1.1 What is Data Mining?
The McKinsey Global Institute (MGI) reports  that most American companies with more than 1000 employees had an average of at least 200 terabytes of stored data. MGI projects that the amount of data generated worldwide will increase by 40% annually, creating profitable opportunities for companies to leverage their data to reduce costs and increase their bottom line. For example, retailers harnessing this “big data” to best advantage could expect to realize an increase in their operating margin of more than 60%, according to the MGI report. And healthcare providers and health maintenance organizations (HMOs) that properly leverage their data storehouses could achieve $300 in cost savings annually, through improved efficiency and quality.
The MIT Technology Review reports  that it was the Obama campaign's effective use of data mining that helped President Obama win the 2012 presidential election over Mitt Romney. They first identified likely Obama voters using a data mining model, and then made sure that these voters actually got to the polls. The campaign also used a separate data mining model to predict the polling outcomes county-by-county. In the important swing county of Hamilton County, Ohio, the model predicted that Obama would receive 56.4% of the vote; the Obama share of the actual vote was 56.6%, so that the prediction was off by only 0.02%. Such precise predictive power allowed the campaign staff to allocate scarce resources more efficiently.

- [GIVEN PROBLEM 1]:
Please rewrite the paragraph of the data mining section that begins "The MIT Technology Review reports" as a short bulleted list that keeps its main facts.
- [GIVEN PROBLEM 2]:
Write the next part of the data mining section, picking up after its final sentence.

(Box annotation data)
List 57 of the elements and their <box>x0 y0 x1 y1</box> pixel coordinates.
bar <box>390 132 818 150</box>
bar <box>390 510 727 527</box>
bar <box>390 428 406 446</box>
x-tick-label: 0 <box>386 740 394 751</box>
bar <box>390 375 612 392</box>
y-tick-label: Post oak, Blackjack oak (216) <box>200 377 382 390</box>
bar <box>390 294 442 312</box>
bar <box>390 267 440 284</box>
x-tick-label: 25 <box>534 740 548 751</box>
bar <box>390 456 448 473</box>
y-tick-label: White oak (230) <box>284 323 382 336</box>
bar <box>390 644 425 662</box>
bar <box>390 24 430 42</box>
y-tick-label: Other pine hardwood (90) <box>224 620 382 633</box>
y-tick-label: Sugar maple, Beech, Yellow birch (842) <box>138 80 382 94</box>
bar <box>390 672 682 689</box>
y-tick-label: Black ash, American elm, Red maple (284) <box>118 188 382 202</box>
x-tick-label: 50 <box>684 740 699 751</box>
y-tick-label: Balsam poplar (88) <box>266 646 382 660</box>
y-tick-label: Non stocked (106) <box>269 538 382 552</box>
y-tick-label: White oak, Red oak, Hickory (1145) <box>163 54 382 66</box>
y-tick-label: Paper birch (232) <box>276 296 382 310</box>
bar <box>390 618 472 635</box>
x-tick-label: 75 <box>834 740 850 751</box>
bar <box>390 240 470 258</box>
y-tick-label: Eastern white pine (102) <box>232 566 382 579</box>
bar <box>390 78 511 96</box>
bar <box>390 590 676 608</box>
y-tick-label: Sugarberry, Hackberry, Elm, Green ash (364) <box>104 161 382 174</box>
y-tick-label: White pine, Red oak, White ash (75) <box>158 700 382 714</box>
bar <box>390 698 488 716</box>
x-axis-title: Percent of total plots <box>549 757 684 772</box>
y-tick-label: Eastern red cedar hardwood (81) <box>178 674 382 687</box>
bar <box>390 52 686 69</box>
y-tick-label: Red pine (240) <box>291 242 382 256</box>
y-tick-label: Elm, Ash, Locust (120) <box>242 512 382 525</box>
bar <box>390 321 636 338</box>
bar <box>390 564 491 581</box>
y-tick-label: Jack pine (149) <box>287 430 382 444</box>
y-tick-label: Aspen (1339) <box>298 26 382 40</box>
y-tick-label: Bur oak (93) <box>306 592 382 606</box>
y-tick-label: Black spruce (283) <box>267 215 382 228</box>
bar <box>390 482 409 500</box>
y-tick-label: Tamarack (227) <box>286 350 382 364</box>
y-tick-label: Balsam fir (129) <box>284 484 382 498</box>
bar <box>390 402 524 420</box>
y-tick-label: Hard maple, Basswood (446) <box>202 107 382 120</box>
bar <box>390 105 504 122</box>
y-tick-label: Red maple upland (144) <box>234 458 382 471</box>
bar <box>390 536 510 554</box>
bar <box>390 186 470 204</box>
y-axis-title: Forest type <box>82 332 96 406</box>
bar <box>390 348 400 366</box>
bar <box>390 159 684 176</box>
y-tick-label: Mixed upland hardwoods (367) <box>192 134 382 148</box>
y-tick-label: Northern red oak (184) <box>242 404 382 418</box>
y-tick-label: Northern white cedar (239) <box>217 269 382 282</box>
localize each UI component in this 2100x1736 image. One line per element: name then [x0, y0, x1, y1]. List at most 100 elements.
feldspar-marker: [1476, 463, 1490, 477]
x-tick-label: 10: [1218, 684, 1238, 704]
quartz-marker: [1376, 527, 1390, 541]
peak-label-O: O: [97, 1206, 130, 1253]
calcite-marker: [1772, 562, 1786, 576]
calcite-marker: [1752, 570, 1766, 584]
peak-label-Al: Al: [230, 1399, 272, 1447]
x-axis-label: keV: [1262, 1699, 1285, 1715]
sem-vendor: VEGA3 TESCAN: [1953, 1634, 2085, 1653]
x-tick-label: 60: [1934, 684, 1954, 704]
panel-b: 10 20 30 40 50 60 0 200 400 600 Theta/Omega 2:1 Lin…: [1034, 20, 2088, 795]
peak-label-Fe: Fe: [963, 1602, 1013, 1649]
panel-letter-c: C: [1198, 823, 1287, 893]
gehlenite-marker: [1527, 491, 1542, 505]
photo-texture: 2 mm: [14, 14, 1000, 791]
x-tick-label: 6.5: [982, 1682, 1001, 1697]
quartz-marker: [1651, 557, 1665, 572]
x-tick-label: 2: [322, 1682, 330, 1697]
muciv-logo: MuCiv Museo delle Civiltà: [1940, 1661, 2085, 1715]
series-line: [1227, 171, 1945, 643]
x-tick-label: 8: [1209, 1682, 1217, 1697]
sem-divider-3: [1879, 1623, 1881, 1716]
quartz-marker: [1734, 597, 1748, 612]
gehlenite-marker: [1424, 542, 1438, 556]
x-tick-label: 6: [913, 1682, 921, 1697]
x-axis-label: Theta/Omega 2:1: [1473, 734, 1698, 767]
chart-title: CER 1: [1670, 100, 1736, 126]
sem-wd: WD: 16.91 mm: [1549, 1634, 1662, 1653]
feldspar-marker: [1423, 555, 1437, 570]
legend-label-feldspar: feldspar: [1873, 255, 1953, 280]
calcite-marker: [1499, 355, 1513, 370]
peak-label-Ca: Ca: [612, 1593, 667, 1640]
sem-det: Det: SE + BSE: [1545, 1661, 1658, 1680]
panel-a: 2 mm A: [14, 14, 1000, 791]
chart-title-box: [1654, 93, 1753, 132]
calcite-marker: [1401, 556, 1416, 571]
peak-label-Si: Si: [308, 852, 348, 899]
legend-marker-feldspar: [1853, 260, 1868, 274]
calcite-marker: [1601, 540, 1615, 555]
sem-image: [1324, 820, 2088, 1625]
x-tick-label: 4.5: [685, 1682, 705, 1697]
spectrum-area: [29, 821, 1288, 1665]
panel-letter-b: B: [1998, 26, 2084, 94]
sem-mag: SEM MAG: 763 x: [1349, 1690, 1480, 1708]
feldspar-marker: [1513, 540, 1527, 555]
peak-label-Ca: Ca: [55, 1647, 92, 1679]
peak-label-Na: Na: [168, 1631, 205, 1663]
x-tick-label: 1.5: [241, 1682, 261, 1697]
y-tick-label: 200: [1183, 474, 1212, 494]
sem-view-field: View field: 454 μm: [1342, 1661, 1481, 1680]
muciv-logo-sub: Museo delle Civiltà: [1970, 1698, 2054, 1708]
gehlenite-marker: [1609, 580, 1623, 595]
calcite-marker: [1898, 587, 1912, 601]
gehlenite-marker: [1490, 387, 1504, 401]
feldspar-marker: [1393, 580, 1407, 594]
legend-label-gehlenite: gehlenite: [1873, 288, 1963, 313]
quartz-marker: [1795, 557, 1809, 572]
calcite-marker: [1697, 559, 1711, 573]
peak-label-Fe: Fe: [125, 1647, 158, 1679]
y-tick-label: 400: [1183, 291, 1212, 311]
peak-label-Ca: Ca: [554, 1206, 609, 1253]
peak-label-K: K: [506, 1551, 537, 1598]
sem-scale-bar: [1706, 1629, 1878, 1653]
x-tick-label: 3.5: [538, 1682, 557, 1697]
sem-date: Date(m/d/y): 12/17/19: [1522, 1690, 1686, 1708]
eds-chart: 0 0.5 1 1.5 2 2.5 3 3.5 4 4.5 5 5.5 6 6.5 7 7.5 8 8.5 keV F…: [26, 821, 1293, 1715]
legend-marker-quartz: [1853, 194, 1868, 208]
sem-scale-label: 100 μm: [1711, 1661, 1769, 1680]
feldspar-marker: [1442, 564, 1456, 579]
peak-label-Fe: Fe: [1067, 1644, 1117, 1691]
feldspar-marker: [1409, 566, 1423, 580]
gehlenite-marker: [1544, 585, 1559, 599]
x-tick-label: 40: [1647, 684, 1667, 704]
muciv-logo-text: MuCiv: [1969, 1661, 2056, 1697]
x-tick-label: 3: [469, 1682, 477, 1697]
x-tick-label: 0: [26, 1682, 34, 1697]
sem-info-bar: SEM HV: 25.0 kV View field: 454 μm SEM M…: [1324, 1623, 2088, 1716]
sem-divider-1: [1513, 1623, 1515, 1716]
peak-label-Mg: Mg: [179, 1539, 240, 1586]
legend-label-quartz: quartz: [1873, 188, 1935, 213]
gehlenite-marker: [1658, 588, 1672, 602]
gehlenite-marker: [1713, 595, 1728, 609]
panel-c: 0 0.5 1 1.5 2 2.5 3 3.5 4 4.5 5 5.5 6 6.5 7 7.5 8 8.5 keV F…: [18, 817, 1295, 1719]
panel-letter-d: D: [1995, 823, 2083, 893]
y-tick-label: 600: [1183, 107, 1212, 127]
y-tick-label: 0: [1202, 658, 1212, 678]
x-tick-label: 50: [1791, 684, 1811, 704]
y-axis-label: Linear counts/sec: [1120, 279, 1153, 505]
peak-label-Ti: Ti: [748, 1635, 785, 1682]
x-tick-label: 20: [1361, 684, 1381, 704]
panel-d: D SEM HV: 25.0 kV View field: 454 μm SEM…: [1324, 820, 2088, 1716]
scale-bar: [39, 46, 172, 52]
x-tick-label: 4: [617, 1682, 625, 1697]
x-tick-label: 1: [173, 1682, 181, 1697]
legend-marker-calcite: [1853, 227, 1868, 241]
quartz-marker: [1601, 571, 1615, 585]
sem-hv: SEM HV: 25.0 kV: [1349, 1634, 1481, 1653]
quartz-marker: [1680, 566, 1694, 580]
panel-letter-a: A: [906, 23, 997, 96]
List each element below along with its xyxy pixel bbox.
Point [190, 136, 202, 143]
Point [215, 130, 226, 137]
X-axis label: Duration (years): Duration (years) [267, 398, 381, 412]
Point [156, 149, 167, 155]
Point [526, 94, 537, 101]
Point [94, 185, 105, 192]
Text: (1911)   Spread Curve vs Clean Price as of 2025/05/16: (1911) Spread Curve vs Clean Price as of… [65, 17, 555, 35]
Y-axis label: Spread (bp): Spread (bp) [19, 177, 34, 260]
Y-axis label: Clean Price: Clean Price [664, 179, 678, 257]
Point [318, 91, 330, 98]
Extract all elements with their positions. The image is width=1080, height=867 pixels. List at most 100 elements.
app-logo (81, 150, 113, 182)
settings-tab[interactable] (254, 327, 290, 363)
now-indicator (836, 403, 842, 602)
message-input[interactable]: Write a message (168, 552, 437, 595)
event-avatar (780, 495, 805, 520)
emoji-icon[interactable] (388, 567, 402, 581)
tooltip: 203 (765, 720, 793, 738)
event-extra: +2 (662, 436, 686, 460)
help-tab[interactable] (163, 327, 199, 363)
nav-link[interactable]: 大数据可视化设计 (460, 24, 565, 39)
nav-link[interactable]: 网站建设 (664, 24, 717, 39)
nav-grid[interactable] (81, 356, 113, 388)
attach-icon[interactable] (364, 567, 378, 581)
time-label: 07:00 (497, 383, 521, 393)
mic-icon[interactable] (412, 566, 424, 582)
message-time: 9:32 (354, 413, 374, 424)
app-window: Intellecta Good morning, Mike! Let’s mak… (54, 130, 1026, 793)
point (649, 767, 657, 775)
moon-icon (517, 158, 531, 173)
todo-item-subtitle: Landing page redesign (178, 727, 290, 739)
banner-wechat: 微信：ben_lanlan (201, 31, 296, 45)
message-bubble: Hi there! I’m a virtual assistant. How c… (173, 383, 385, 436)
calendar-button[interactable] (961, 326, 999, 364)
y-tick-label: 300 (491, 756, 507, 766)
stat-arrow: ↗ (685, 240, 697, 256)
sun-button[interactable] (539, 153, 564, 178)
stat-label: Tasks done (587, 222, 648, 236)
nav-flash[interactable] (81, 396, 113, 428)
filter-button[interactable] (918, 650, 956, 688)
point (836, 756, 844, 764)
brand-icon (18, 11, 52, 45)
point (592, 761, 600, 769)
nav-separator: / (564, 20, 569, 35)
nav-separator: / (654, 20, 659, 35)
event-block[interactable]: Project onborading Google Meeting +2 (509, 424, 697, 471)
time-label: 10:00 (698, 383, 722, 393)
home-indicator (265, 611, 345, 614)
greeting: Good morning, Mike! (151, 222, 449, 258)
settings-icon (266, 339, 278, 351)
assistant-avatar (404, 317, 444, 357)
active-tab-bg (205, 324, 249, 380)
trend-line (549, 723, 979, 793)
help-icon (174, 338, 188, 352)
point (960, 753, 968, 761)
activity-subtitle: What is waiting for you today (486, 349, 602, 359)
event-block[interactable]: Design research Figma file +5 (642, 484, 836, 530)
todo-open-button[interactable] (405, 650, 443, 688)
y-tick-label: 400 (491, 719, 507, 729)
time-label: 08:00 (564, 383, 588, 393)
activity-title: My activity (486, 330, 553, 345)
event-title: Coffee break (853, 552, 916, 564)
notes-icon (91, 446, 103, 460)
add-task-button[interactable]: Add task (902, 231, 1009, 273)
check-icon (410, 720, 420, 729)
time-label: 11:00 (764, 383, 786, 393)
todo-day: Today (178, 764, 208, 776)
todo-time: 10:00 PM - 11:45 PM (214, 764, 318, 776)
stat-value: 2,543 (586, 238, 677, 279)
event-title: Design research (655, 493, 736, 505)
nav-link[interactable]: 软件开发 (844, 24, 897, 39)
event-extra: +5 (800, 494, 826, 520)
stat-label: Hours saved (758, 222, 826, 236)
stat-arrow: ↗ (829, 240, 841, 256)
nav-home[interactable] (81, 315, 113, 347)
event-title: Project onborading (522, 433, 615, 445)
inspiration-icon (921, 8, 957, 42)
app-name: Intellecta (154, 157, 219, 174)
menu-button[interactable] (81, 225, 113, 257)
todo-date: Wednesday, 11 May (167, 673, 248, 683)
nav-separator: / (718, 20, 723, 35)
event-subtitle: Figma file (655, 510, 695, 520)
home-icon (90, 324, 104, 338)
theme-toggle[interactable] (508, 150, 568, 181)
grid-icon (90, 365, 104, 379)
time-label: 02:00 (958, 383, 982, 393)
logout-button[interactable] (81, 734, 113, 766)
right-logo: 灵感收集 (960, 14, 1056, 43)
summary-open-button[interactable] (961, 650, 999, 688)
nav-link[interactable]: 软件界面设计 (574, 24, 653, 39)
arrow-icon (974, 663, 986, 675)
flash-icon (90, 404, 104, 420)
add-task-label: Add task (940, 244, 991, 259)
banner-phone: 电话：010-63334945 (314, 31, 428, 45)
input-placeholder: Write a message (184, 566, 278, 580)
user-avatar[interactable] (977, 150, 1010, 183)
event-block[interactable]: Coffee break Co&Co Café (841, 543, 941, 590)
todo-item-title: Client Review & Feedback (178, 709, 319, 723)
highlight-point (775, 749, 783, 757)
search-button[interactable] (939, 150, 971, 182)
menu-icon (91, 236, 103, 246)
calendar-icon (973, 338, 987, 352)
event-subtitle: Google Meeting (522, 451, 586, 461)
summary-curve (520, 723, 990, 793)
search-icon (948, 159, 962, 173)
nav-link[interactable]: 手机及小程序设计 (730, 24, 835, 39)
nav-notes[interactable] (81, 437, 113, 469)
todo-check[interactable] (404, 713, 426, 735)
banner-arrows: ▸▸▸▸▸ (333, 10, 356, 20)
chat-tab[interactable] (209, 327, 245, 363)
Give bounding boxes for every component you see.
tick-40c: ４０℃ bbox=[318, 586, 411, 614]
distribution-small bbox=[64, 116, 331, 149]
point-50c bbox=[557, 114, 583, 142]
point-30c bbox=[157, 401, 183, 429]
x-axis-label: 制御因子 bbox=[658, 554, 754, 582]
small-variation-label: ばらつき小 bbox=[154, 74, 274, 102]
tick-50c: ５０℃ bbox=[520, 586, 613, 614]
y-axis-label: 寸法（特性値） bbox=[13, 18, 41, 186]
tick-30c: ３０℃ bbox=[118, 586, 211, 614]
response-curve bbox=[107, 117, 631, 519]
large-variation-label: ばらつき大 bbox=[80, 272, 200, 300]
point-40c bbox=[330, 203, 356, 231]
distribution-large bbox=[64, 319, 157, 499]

- [FINAL RESULT 1]:
- The MIT Technology Review reports that the Obama campaign's effective use of data mining helped President Obama win the 2012 presidential election over Mitt Romney.
- A data mining model identified likely Obama voters, and the campaign made sure these voters actually got to the polls.
- A separate data mining model predicted polling outcomes county by county.
- In the swing county of Hamilton County, Ohio, the model predicted 56.4% of the vote for Obama. His actual share was 56.6%.
- This predictive power let campaign staff allocate scarce resources more efficiently.

- [FINAL RESULT 2]:
About 13 million customers per month contact the West Coast customer service call center of the Bank of America, as reported by CIO Magazine . In the past, each caller would have listened to the same marketing advertisement, whether or not it was relevant to the caller's interests. However, “rather than pitch the product of the week, we want to be as relevant as possible to each customer,” states Chris Kelly, vice president and director of database marketing at Bank of America in San Francisco. Thus Bank of America's customer service representatives have access to individual customer profiles, so that the customer can be informed of new products or services that may be of greatest interest to him or her. This is an example of mining customer data to help identify the type of marketing approach for a particular customer, based on customer's individual profile.
So, what is data mining?
While waiting in line at a large supermarket, have you ever just closed your eyes and listened? You might hear the beep, beep, beep, of the supermarket scanners, reading the bar codes on the grocery items, ringing up on the register, and storing the data on company servers. Each beep indicates a new row in the database, a new “observation” in the information being collected about the shopping habits of your family, and the other families who are checking out.
Clearly, a lot of data is being collected. However, what is being learned from all this data? What knowledge are we gaining from all this information? Probably not as much as you might think, because there is a serious shortage of skilled data analysts.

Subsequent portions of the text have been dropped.